## TASK DIRECTIONS
Copy, from the data below, every line that has "geschaffen" in it.

########

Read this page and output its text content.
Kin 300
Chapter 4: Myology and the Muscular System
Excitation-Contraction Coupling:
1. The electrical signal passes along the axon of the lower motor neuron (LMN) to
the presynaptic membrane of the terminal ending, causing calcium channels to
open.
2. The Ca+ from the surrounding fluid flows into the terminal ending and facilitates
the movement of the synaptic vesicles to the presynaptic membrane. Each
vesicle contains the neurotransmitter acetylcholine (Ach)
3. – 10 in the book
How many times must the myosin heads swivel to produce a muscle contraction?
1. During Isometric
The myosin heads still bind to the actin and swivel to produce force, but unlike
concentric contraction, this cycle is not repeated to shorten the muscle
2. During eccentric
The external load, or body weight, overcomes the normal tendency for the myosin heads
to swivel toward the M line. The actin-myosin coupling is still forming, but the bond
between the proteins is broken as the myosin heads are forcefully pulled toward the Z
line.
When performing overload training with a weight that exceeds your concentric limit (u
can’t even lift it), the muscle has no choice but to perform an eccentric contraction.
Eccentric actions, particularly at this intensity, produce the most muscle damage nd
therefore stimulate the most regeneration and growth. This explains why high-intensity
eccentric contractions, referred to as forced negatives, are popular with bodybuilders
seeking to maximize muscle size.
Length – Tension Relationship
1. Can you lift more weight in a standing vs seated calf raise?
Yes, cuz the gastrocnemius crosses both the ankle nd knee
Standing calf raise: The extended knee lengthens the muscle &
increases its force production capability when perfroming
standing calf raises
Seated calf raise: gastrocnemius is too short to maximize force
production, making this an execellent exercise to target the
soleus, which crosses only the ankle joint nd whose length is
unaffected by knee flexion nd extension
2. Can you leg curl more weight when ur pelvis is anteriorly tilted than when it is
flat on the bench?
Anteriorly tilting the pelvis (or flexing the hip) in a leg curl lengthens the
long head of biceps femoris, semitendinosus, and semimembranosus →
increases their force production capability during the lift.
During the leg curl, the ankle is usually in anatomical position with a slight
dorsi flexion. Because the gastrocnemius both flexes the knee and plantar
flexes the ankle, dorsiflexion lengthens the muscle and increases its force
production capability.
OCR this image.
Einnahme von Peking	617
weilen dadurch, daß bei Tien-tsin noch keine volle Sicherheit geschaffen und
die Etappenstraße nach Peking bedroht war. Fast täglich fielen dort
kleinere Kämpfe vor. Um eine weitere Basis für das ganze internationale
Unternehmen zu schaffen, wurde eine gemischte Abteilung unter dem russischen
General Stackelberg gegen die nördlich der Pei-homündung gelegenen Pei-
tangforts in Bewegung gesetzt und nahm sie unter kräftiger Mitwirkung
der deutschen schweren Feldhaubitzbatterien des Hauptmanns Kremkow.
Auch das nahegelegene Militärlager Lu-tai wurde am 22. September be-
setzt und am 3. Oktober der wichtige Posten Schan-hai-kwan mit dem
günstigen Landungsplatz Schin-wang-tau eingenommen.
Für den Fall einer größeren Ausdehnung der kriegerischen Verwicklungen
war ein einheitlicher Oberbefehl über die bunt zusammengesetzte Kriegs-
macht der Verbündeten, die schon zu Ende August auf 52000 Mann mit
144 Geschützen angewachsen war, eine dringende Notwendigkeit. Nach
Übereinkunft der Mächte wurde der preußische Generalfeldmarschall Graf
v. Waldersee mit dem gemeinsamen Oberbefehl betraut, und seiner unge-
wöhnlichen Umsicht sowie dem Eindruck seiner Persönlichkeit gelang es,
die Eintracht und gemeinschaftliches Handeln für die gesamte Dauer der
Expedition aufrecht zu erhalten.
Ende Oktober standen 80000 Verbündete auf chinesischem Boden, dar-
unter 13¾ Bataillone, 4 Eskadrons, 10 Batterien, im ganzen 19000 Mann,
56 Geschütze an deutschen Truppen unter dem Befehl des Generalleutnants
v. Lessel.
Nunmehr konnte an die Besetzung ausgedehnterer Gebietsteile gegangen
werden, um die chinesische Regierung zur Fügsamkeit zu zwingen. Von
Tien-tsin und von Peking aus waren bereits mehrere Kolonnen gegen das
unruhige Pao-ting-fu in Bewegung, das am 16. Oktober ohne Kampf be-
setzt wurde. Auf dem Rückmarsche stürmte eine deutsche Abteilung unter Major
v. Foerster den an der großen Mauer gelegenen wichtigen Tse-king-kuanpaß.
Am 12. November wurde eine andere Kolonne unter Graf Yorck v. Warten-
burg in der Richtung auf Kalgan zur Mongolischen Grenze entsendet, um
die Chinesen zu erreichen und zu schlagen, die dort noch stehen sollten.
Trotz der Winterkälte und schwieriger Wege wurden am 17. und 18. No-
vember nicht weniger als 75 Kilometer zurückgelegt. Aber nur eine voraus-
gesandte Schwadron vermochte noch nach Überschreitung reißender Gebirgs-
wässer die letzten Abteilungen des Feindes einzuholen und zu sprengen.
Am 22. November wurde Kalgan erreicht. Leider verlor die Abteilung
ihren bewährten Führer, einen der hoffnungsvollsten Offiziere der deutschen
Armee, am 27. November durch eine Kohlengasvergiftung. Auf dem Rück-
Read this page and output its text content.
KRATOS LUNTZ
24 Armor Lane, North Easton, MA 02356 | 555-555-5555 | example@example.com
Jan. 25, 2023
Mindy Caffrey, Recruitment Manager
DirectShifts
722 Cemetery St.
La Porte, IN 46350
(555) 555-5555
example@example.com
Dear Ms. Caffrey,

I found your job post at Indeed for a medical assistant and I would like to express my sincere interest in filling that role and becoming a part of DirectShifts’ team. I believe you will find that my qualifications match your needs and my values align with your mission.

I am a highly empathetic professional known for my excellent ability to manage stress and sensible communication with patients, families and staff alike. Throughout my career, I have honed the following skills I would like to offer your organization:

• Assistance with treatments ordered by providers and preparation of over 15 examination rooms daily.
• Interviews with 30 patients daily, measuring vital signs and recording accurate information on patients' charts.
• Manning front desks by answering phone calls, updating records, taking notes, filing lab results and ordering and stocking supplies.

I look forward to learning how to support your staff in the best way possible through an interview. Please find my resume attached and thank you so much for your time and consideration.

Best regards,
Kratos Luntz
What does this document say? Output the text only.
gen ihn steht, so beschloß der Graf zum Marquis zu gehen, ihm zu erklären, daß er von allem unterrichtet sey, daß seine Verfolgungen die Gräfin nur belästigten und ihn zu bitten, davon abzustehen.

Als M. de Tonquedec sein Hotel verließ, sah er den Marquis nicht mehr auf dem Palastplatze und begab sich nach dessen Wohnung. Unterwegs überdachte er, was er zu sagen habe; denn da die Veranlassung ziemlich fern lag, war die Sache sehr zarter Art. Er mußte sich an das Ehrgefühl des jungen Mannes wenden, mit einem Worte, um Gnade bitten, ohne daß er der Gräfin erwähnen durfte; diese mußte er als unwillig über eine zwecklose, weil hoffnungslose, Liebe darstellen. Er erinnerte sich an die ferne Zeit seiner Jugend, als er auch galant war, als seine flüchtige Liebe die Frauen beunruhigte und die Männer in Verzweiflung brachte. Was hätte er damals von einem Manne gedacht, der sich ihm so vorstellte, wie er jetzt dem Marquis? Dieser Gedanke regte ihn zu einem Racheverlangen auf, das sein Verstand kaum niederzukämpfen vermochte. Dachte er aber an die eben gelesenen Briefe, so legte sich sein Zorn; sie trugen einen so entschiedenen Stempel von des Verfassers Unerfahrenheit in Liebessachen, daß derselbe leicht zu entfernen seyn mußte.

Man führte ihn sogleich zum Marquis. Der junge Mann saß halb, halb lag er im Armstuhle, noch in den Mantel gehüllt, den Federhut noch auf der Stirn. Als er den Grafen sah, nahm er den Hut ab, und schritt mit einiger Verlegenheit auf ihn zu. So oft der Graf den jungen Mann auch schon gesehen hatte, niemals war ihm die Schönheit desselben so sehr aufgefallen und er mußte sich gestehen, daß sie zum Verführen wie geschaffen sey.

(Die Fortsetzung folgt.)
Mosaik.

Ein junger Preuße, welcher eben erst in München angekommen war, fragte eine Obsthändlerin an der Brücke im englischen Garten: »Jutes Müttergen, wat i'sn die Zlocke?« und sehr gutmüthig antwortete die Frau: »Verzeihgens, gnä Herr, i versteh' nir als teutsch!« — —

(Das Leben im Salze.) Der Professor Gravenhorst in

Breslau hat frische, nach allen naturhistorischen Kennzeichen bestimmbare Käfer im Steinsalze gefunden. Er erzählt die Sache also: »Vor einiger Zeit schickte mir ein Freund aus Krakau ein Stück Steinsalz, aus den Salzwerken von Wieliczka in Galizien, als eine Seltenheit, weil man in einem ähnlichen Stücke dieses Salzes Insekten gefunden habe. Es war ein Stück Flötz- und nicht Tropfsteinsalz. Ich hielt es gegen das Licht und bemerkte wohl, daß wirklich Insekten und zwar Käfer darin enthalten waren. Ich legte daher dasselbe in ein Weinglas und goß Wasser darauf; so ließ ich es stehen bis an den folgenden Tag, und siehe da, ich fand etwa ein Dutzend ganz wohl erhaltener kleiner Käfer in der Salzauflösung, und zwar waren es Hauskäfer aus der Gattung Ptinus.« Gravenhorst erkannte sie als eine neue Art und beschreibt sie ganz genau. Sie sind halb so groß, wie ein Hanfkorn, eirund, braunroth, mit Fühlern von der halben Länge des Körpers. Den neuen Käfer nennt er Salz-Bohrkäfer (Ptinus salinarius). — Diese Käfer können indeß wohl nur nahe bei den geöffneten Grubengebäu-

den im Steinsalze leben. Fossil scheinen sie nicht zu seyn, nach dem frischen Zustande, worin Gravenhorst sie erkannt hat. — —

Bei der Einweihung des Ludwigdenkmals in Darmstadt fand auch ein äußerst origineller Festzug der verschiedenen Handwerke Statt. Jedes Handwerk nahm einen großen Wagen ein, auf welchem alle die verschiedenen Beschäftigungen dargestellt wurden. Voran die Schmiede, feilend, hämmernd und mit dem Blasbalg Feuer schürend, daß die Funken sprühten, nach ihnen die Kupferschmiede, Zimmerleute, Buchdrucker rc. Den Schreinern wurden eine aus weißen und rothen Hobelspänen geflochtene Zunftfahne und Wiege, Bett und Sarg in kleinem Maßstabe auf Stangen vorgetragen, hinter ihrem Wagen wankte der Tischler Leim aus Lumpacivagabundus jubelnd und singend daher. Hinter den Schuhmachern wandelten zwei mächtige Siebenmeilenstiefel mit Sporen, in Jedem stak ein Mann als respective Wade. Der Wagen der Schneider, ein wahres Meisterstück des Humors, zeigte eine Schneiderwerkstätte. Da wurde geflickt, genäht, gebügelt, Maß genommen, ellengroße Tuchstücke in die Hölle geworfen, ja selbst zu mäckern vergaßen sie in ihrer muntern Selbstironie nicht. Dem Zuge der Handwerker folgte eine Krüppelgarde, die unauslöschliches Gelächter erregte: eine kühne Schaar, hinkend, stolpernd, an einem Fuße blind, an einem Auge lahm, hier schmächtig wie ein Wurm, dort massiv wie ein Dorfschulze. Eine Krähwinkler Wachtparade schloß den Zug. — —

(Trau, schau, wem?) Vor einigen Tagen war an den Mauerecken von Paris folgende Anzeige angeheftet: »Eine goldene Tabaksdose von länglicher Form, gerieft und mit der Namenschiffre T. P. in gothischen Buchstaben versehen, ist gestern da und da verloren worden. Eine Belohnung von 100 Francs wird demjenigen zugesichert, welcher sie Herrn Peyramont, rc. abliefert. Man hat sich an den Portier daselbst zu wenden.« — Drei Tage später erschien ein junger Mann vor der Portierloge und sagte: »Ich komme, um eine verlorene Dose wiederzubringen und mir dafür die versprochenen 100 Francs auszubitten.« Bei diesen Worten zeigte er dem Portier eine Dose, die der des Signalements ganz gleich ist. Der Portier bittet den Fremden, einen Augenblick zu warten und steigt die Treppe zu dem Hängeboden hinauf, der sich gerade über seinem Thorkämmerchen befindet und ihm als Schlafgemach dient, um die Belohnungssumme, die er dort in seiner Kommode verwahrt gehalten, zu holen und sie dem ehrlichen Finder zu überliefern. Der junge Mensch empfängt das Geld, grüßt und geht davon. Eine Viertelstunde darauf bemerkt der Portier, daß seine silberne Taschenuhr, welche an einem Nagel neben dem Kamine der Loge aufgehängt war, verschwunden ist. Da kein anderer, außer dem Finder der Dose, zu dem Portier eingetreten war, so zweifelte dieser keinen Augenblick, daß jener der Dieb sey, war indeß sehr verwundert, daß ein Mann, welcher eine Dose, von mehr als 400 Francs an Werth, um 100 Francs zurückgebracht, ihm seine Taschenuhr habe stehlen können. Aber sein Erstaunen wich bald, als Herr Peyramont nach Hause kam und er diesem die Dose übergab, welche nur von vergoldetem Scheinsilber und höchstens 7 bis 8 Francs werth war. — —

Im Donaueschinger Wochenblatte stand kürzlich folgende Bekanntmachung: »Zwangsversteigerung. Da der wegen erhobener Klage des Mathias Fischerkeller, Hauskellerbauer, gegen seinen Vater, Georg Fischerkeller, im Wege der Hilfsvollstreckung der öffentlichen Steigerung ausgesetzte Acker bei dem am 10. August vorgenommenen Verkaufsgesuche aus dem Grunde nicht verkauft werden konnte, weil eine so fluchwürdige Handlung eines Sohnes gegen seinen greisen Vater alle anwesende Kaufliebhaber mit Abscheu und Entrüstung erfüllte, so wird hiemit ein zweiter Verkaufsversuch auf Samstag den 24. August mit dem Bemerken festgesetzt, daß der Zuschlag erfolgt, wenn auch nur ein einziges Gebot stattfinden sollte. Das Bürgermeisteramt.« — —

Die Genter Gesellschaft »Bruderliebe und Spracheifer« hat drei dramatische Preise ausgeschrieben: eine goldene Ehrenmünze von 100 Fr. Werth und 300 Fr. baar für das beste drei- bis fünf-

########

## OUTPUT OF THE EXERCISE
weilen dadurch, daß bei Tien-tsin noch keine volle Sicherheit geschaffen und
Man führte ihn sogleich zum Marquis. Der junge Mann saß halb, halb lag er im Armstuhle, noch in den Mantel gehüllt, den Federhut noch auf der Stirn. Als er den Grafen sah, nahm er den Hut ab, und schritt mit einiger Verlegenheit auf ihn zu. So oft der Graf den jungen Mann auch schon gesehen hatte, niemals war ihm die Schönheit desselben so sehr aufgefallen und er mußte sich gestehen, daß sie zum Verführen wie geschaffen sey.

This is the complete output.